- **Goal**
Only lines holding the word "little" should be copied from the material.

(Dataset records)
----------
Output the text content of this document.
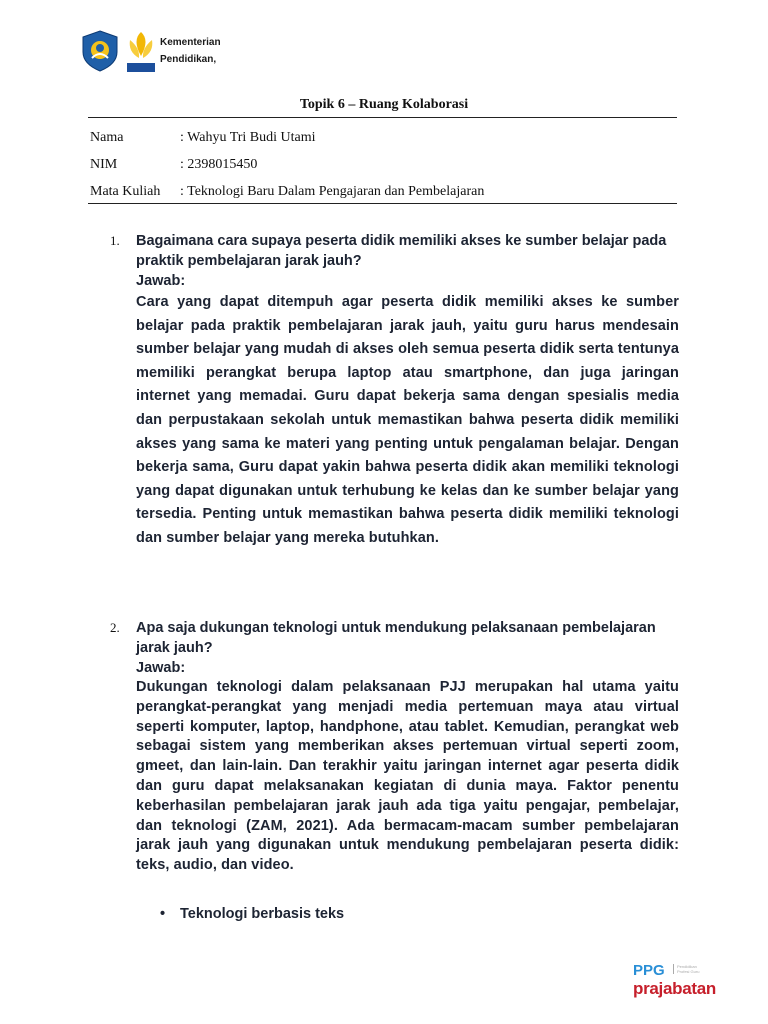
Kementerian
Pendidikan,
Topik 6 – Ruang Kolaborasi
Nama	: Wahyu Tri Budi Utami
NIM	: 2398015450
Mata Kuliah : Teknologi Baru Dalam Pengajaran dan Pembelajaran
1. Bagaimana cara supaya peserta didik memiliki akses ke sumber belajar pada praktik pembelajaran jarak jauh?
Jawab:
Cara yang dapat ditempuh agar peserta didik memiliki akses ke sumber belajar pada praktik pembelajaran jarak jauh, yaitu guru harus mendesain sumber belajar yang mudah di akses oleh semua peserta didik serta tentunya memiliki perangkat berupa laptop atau smartphone, dan juga jaringan internet yang memadai. Guru dapat bekerja sama dengan spesialis media dan perpustakaan sekolah untuk memastikan bahwa peserta didik memiliki akses yang sama ke materi yang penting untuk pengalaman belajar. Dengan bekerja sama, Guru dapat yakin bahwa peserta didik akan memiliki teknologi yang dapat digunakan untuk terhubung ke kelas dan ke sumber belajar yang tersedia. Penting untuk memastikan bahwa peserta didik memiliki teknologi dan sumber belajar yang mereka butuhkan.
2. Apa saja dukungan teknologi untuk mendukung pelaksanaan pembelajaran jarak jauh?
Jawab:
Dukungan teknologi dalam pelaksanaan PJJ merupakan hal utama yaitu perangkat-perangkat yang menjadi media pertemuan maya atau virtual seperti komputer, laptop, handphone, atau tablet. Kemudian, perangkat web sebagai sistem yang memberikan akses pertemuan virtual seperti zoom, gmeet, dan lain-lain. Dan terakhir yaitu jaringan internet agar peserta didik dan guru dapat melaksanakan kegiatan di dunia maya. Faktor penentu keberhasilan pembelajaran jarak jauh ada tiga yaitu pengajar, pembelajar, dan teknologi (ZAM, 2021). Ada bermacam-macam sumber pembelajaran jarak jauh yang digunakan untuk mendukung pembelajaran peserta didik: teks, audio, dan video.
• Teknologi berbasis teks
PPG	Pendidikan Profesi Guru
prajabatan
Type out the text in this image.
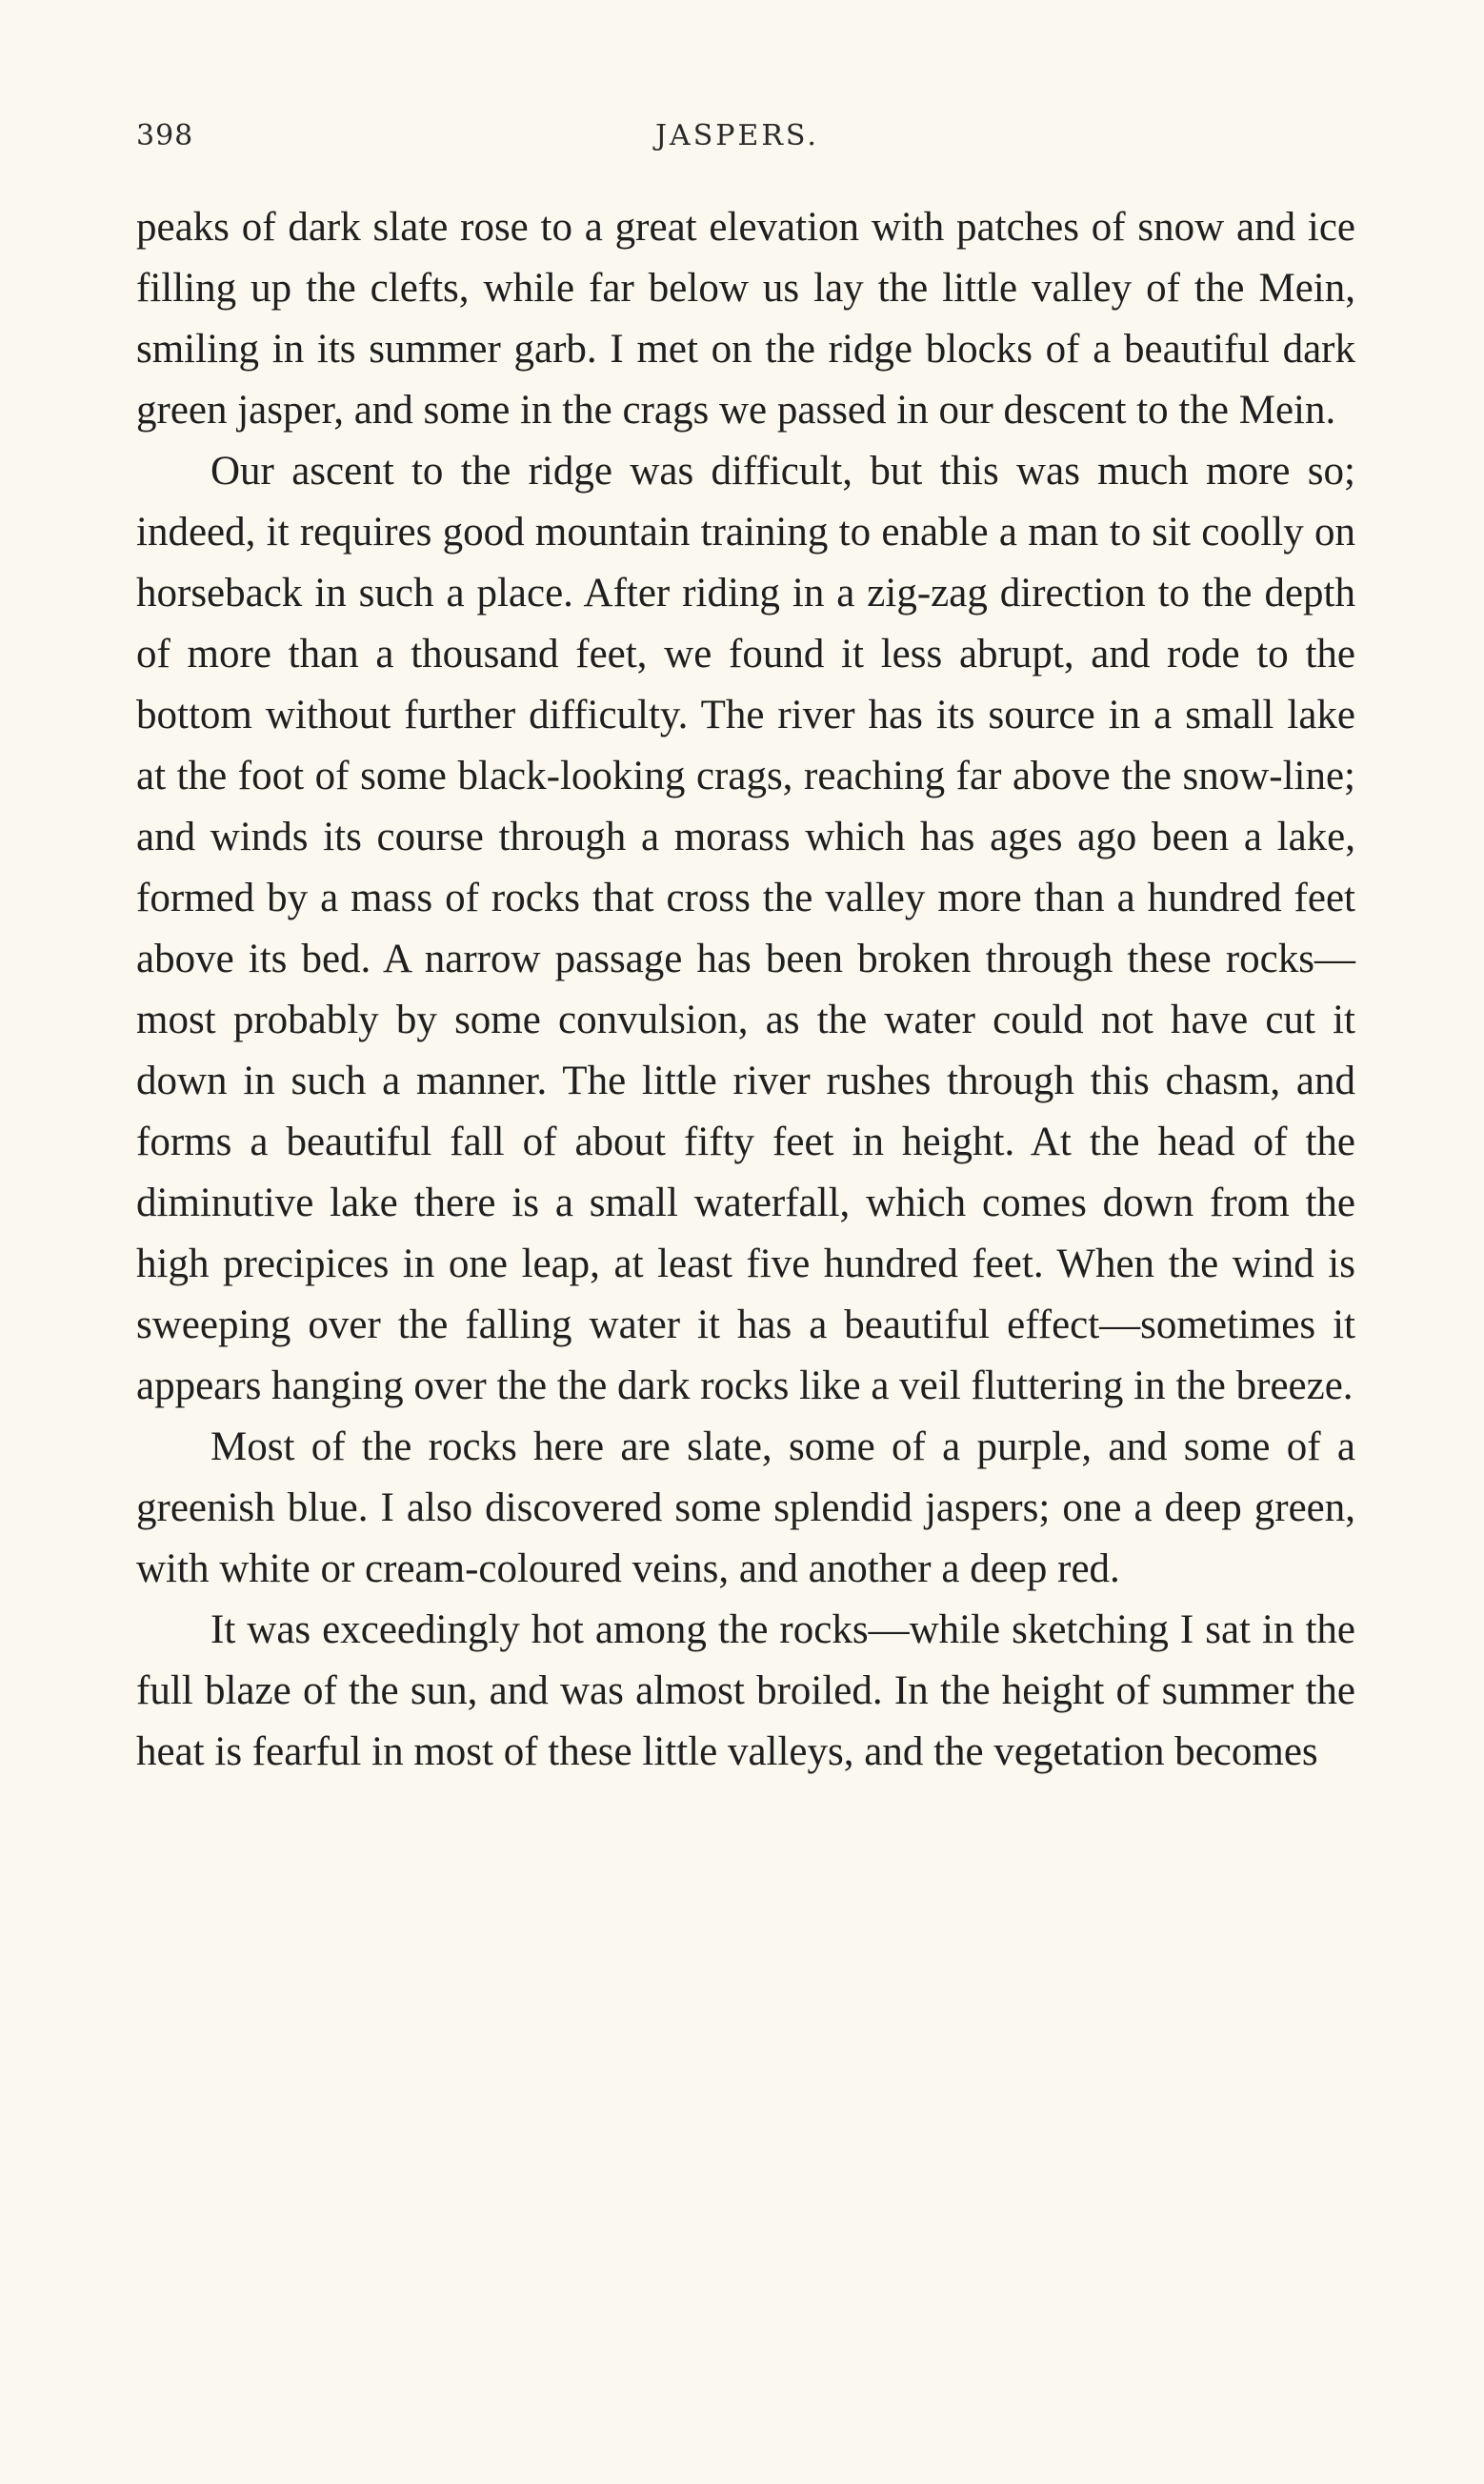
398	JASPERS.

peaks of dark slate rose to a great elevation with patches of snow and ice filling up the clefts, while far below us lay the little valley of the Mein, smiling in its summer garb. I met on the ridge blocks of a beautiful dark green jasper, and some in the crags we passed in our descent to the Mein.

Our ascent to the ridge was difficult, but this was much more so; indeed, it requires good mountain training to enable a man to sit coolly on horseback in such a place. After riding in a zig-zag direction to the depth of more than a thousand feet, we found it less abrupt, and rode to the bottom without further difficulty. The river has its source in a small lake at the foot of some black-looking crags, reaching far above the snow-line; and winds its course through a morass which has ages ago been a lake, formed by a mass of rocks that cross the valley more than a hundred feet above its bed. A narrow passage has been broken through these rocks—most probably by some convulsion, as the water could not have cut it down in such a manner. The little river rushes through this chasm, and forms a beautiful fall of about fifty feet in height. At the head of the diminutive lake there is a small waterfall, which comes down from the high precipices in one leap, at least five hundred feet. When the wind is sweeping over the falling water it has a beautiful effect—sometimes it appears hanging over the the dark rocks like a veil fluttering in the breeze.

Most of the rocks here are slate, some of a purple, and some of a greenish blue. I also discovered some splendid jaspers; one a deep green, with white or cream-coloured veins, and another a deep red.

It was exceedingly hot among the rocks—while sketching I sat in the full blaze of the sun, and was almost broiled. In the height of summer the heat is fearful in most of these little valleys, and the vegetation becomes
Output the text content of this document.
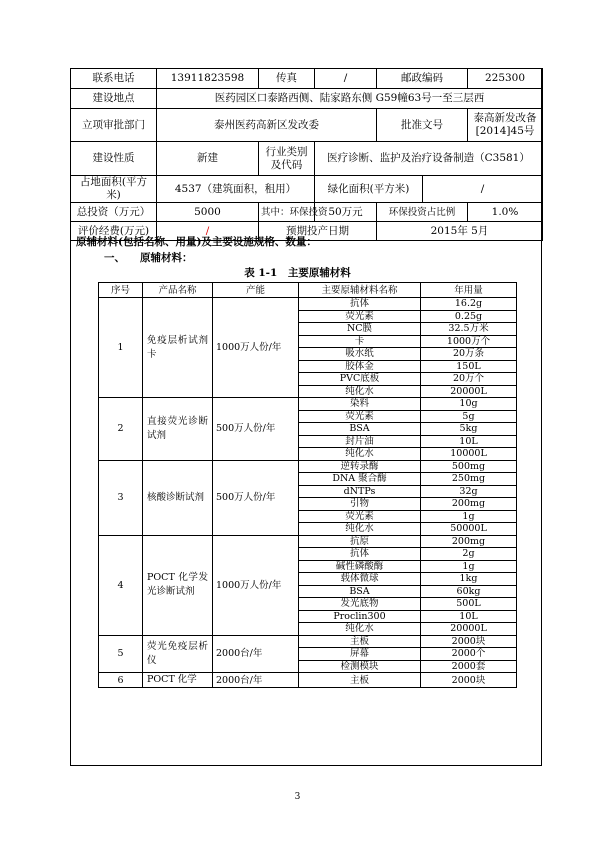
联系电话	13911823598	传真	/	邮政编码		225300
建设地点	医药园区口泰路西侧、陆家路东侧 G59幢63号一至三层西					
立项审批部门	泰州医药高新区发改委			批准文号		泰高新发改备[2014]45号
建设性质	新建	行业类别及代码	医疗诊断、监护及治疗设备制造（C3581）			
占地面积(平方米)	4537（建筑面积，租用）		绿化面积(平方米)		/	
总投资（万元）	5000	其中：环保投资	50万元	环保投资占比例		1.0%
评价经费(万元)	/	预期投产日期		2015年 5月		
原辅材料(包括名称、用量)及主要设施规格、数量：
一、 原辅材料：
表 1-1　主要原辅材料
序号	产品名称	产能	主要原辅材料名称	年用量
1	免疫层析试剂卡	1000万人份/年	抗体	16.2g
			荧光素	0.25g
			NC膜	32.5万米
			卡	1000万个
			吸水纸	20万条
			胶体金	150L
			PVC底板	20万个
			纯化水	20000L
2	直接荧光诊断试剂	500万人份/年	染料	10g
			荧光素	5g
			BSA	5kg
			封片油	10L
			纯化水	10000L
3	核酸诊断试剂	500万人份/年	逆转录酶	500mg
			DNA 聚合酶	250mg
			dNTPs	32g
			引物	200mg
			荧光素	1g
			纯化水	50000L
4	POCT 化学发光诊断试剂	1000万人份/年	抗原	200mg
			抗体	2g
			碱性磷酸酶	1g
			载体微球	1kg
			BSA	60kg
			发光底物	500L
			Proclin300	10L
			纯化水	20000L
5	荧光免疫层析仪	2000台/年	主板	2000块
			屏幕	2000个
			检测模块	2000套
6	POCT 化学	2000台/年	主板	2000块
3
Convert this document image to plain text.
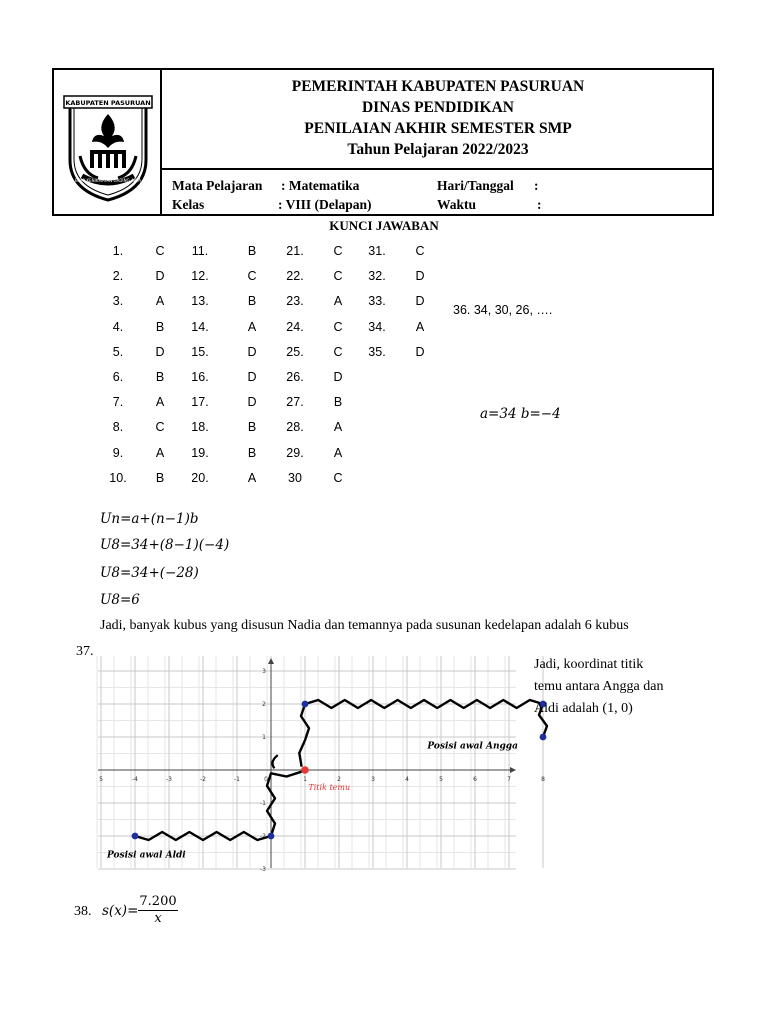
KABUPATEN PASURUAN
BUMI KENIKMATAN GADING ARTA
PEMERINTAH KABUPATEN PASURUAN
DINAS PENDIDIKAN
PENILAIAN AKHIR SEMESTER SMP
Tahun Pelajaran 2022/2023
Mata Pelajaran : Matematika
Kelas	: VIII (Delapan)
Hari/Tanggal :
Waktu	:
KUNCI JAWABAN
1.	C	11.	B	21.	C	31.	C
2.	D	12.	C	22.	C	32.	D
3.	A	13.	B	23.	A	33.	D
4.	B	14.	A	24.	C	34.	A
5.	D	15.	D	25.	C	35.	D
6.	B	16.	D	26.	D
7.	A	17.	D	27.	B
8.	C	18.	B	28.	A
9.	A	19.	B	29.	A
10.	B	20.	A	30	C
36. 34, 30, 26, ….
a=34 b=−4
Un=a+(n−1)b
U8=34+(8−1)(−4)
U8=34+(−28)
U8=6
Jadi, banyak kubus yang disusun Nadia dan temannya pada susunan kedelapan adalah 6 kubus
37.
5	-4	-3	-2	-1	0	1	2	3	4	5	6	7	8
3
2
1
-1
-2
-3
Posisi awal Aldi
Posisi awal Angga
Titik temu
Jadi, koordinat titik
temu antara Angga dan
Aldi adalah (1, 0)
38. $s(x)= \frac{7.200}{x}$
----------
- **Correct response**
peaks of dark slate rose to a great elevation with patches of snow and ice filling up the clefts, while far below us lay the little valley of the Mein, smiling in its summer garb. I met on the ridge blocks of a beautiful dark green jasper, and some in the crags we passed in our descent to the Mein.
Our ascent to the ridge was difficult, but this was much more so; indeed, it requires good mountain training to enable a man to sit coolly on horseback in such a place. After riding in a zig-zag direction to the depth of more than a thousand feet, we found it less abrupt, and rode to the bottom without further difficulty. The river has its source in a small lake at the foot of some black-looking crags, reaching far above the snow-line; and winds its course through a morass which has ages ago been a lake, formed by a mass of rocks that cross the valley more than a hundred feet above its bed. A narrow passage has been broken through these rocks—most probably by some convulsion, as the water could not have cut it down in such a manner. The little river rushes through this chasm, and forms a beautiful fall of about fifty feet in height. At the head of the diminutive lake there is a small waterfall, which comes down from the high precipices in one leap, at least five hundred feet. When the wind is sweeping over the falling water it has a beautiful effect—sometimes it appears hanging over the the dark rocks like a veil fluttering in the breeze.
It was exceedingly hot among the rocks—while sketching I sat in the full blaze of the sun, and was almost broiled. In the height of summer the heat is fearful in most of these little valleys, and the vegetation becomes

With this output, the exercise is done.